[Structured figure records]
'''

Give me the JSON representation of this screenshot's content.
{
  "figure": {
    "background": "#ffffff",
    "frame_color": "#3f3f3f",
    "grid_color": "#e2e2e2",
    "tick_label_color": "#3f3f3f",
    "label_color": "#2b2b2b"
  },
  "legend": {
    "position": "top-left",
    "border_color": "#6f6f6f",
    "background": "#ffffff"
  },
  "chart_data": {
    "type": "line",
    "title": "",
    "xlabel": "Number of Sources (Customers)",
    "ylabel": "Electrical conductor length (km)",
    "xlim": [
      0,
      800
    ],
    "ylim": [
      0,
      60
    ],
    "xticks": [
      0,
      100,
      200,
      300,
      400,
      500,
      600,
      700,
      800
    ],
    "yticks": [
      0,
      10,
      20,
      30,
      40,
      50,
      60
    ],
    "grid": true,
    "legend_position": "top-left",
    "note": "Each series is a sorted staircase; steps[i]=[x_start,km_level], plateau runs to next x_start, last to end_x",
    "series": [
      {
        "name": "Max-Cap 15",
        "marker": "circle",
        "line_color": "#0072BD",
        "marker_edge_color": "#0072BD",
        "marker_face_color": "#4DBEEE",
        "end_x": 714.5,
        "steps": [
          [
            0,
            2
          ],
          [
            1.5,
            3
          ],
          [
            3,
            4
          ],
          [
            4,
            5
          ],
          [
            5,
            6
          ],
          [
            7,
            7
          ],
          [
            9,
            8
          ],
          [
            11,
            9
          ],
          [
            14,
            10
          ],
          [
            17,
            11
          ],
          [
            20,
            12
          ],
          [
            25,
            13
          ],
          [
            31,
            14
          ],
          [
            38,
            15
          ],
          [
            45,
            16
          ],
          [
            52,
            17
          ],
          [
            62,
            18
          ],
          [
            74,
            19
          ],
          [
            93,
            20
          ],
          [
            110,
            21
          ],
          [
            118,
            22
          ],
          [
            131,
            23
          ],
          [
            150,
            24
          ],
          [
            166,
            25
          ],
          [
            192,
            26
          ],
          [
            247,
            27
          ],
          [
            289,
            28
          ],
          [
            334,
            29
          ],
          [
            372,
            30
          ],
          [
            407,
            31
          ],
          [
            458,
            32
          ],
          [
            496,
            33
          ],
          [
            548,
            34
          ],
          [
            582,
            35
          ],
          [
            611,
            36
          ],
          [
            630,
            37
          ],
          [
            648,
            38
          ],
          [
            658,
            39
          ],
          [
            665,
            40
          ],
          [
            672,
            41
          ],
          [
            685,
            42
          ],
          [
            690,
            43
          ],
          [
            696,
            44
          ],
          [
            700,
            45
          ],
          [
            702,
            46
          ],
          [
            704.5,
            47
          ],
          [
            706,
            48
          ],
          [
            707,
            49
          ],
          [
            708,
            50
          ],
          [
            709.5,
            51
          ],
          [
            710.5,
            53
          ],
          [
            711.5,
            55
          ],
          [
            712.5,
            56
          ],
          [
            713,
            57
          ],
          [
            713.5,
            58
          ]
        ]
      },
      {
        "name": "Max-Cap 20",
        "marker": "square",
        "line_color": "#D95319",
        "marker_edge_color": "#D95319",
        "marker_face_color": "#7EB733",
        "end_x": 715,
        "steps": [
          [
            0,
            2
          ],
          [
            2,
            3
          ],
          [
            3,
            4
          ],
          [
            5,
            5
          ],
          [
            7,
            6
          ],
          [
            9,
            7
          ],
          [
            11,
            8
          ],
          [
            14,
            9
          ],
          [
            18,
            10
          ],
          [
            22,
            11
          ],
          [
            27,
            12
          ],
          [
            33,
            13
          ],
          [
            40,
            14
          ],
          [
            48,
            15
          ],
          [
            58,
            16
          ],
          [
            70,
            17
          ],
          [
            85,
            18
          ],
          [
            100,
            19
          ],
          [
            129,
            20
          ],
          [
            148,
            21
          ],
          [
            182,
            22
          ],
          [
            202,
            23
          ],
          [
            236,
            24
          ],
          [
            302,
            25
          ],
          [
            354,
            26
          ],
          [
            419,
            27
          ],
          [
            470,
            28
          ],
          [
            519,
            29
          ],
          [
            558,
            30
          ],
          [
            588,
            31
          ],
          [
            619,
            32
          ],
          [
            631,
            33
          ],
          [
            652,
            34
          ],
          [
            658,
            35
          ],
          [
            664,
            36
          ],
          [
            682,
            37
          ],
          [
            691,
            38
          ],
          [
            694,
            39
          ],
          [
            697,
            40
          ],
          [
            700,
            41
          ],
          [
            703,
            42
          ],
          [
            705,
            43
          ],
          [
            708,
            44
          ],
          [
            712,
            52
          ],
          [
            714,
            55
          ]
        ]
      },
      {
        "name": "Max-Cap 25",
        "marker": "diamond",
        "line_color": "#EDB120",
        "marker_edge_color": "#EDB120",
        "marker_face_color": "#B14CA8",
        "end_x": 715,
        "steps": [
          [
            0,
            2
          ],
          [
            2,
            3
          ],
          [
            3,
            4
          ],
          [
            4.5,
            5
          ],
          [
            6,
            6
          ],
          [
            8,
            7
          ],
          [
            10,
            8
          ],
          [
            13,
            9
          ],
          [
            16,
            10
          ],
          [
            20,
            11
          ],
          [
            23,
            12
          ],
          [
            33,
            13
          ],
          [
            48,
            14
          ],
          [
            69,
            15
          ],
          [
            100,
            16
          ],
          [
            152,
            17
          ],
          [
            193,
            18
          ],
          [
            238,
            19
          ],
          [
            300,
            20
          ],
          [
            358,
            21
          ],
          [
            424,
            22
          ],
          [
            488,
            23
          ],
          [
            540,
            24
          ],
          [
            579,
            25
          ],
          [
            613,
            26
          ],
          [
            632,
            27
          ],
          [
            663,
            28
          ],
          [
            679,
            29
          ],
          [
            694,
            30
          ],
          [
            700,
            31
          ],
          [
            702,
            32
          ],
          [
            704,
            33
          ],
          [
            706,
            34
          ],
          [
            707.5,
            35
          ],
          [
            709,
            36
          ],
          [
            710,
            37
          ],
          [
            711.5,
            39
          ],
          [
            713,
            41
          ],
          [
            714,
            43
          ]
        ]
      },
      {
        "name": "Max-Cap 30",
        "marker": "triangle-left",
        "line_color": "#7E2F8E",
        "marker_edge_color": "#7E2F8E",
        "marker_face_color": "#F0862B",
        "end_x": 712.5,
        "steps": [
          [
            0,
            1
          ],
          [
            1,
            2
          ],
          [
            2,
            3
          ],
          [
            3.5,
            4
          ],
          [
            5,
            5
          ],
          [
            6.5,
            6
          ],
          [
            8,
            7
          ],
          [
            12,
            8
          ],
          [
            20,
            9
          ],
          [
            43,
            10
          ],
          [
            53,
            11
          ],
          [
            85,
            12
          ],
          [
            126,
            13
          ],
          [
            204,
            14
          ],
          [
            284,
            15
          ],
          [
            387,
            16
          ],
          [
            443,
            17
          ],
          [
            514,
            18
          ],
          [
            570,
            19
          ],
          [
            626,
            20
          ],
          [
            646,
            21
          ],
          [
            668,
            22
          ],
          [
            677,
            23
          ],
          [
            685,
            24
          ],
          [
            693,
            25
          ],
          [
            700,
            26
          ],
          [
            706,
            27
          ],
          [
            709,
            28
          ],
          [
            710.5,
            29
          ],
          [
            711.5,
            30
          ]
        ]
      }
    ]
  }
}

'''
'''

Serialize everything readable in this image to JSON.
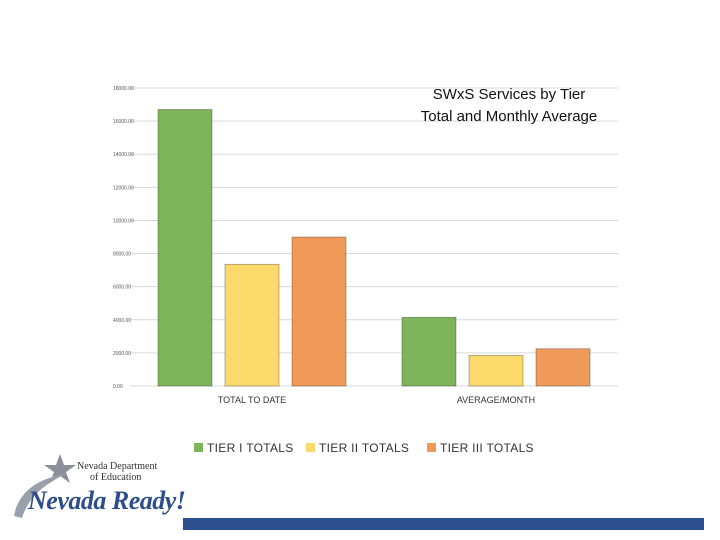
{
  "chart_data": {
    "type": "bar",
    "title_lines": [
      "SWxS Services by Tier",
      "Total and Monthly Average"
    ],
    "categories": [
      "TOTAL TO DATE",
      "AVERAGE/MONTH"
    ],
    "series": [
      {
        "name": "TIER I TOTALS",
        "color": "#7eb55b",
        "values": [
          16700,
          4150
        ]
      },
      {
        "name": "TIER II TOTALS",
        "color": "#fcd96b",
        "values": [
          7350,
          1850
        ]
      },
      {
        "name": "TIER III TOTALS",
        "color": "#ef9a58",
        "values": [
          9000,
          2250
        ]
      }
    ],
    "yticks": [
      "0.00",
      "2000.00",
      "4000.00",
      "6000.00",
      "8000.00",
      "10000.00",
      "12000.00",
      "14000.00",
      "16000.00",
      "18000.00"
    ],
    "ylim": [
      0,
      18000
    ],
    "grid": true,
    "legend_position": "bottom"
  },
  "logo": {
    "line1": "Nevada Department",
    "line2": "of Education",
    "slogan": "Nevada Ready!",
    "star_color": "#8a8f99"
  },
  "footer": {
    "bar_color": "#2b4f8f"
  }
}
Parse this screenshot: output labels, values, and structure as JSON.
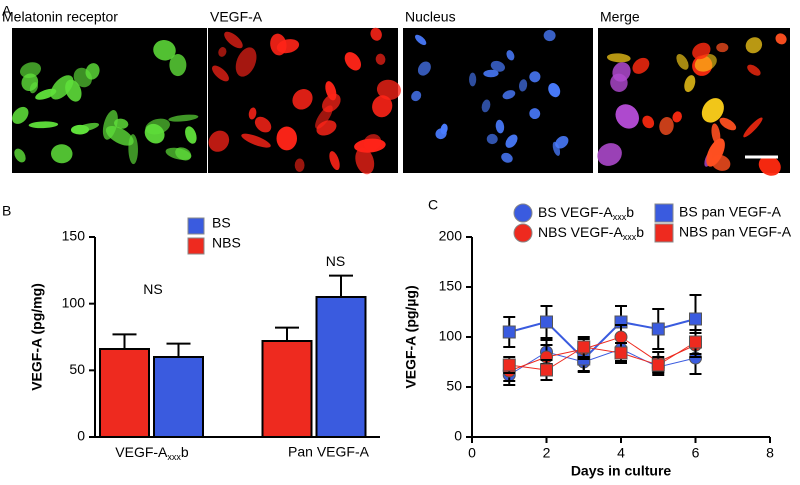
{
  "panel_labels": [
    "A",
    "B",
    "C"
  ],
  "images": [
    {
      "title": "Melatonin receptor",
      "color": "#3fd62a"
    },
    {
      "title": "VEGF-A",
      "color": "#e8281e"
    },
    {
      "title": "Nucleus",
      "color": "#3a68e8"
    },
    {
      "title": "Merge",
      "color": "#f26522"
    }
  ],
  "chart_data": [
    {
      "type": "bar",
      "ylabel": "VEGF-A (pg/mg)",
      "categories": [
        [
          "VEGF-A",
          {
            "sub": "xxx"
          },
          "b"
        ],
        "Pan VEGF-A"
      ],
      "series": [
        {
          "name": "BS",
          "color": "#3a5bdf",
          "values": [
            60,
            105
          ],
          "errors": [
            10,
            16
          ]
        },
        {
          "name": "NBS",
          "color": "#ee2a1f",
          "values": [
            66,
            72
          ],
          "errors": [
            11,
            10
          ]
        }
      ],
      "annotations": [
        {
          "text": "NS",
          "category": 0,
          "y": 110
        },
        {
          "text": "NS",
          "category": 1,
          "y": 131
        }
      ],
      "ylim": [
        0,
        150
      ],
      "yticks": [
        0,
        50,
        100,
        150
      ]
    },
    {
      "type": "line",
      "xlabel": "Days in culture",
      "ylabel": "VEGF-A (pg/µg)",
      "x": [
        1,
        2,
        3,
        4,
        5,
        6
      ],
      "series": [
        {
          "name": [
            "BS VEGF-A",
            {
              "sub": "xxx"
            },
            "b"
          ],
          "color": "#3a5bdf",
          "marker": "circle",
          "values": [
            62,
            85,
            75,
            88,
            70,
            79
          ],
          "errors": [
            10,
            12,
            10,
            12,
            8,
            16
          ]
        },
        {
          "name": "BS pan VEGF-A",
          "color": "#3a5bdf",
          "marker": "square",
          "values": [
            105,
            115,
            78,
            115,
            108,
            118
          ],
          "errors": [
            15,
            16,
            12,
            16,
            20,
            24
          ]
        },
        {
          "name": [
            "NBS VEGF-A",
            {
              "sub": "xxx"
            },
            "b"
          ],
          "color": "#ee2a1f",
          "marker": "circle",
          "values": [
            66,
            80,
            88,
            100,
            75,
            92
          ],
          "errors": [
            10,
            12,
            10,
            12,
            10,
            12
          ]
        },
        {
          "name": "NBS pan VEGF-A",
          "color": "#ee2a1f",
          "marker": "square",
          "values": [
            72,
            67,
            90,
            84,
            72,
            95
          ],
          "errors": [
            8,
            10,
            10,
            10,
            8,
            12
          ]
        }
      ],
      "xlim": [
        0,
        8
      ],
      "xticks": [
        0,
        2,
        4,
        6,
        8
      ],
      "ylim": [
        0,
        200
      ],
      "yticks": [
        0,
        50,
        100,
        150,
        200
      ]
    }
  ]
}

'''
'''

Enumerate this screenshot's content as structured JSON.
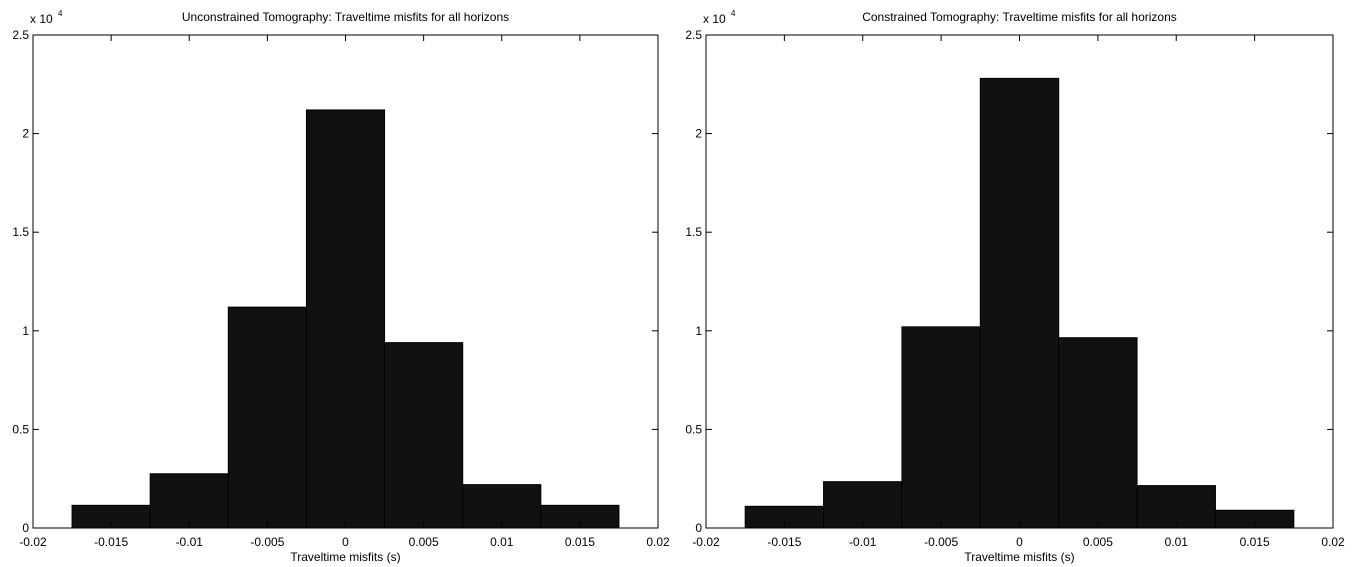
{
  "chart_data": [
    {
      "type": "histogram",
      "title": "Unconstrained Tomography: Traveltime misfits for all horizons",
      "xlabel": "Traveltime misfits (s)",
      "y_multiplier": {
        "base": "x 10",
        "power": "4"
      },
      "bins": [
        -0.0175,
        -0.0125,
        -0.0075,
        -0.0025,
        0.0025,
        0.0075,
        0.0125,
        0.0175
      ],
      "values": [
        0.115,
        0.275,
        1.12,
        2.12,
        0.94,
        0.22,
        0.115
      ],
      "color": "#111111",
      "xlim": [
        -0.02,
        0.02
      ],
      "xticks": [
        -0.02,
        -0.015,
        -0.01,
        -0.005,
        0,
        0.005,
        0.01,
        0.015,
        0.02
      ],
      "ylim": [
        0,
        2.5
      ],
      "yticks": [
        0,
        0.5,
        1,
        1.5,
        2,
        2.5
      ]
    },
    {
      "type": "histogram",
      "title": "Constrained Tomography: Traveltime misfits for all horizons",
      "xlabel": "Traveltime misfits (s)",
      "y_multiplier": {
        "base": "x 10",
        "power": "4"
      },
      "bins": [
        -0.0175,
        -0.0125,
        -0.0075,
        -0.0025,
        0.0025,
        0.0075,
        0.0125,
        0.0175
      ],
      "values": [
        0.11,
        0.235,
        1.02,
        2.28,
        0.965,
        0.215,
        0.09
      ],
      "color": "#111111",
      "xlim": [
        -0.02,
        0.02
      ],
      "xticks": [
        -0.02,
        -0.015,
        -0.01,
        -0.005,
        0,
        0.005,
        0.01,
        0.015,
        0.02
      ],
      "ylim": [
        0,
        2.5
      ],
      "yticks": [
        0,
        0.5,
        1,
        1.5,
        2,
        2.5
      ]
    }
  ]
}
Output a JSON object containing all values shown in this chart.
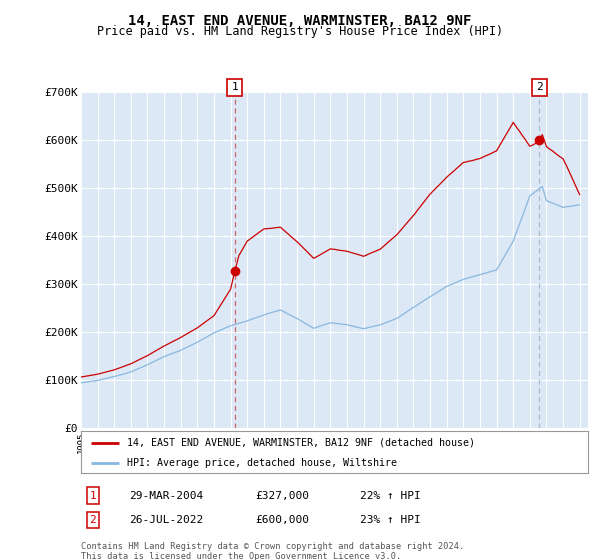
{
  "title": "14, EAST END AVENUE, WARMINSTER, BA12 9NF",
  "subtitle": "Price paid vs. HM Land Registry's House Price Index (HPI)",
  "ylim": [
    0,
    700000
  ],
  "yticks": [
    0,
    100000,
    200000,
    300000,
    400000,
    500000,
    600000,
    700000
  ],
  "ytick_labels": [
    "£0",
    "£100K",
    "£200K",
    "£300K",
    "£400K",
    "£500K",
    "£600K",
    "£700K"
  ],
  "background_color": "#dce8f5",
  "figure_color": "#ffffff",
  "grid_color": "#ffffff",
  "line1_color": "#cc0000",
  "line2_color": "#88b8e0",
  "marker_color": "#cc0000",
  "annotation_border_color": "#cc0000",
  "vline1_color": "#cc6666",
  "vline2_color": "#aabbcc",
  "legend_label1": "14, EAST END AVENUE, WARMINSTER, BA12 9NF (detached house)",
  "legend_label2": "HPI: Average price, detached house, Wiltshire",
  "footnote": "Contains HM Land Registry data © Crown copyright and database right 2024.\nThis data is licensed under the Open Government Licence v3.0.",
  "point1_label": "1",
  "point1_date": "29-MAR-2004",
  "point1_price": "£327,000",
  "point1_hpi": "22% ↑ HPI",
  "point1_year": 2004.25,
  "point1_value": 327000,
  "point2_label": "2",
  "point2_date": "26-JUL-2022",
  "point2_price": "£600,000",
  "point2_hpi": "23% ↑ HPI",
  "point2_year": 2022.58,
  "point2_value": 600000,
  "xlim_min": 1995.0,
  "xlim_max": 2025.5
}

'''

From the data above, show each line that contains "ylabel".

■ **Answer for the task**
    "ylabel": "Electrical conductor length (km)",
      "ylabel": "VEGF-A (pg/mg)",
      "ylabel": "VEGF-A (pg/µg)",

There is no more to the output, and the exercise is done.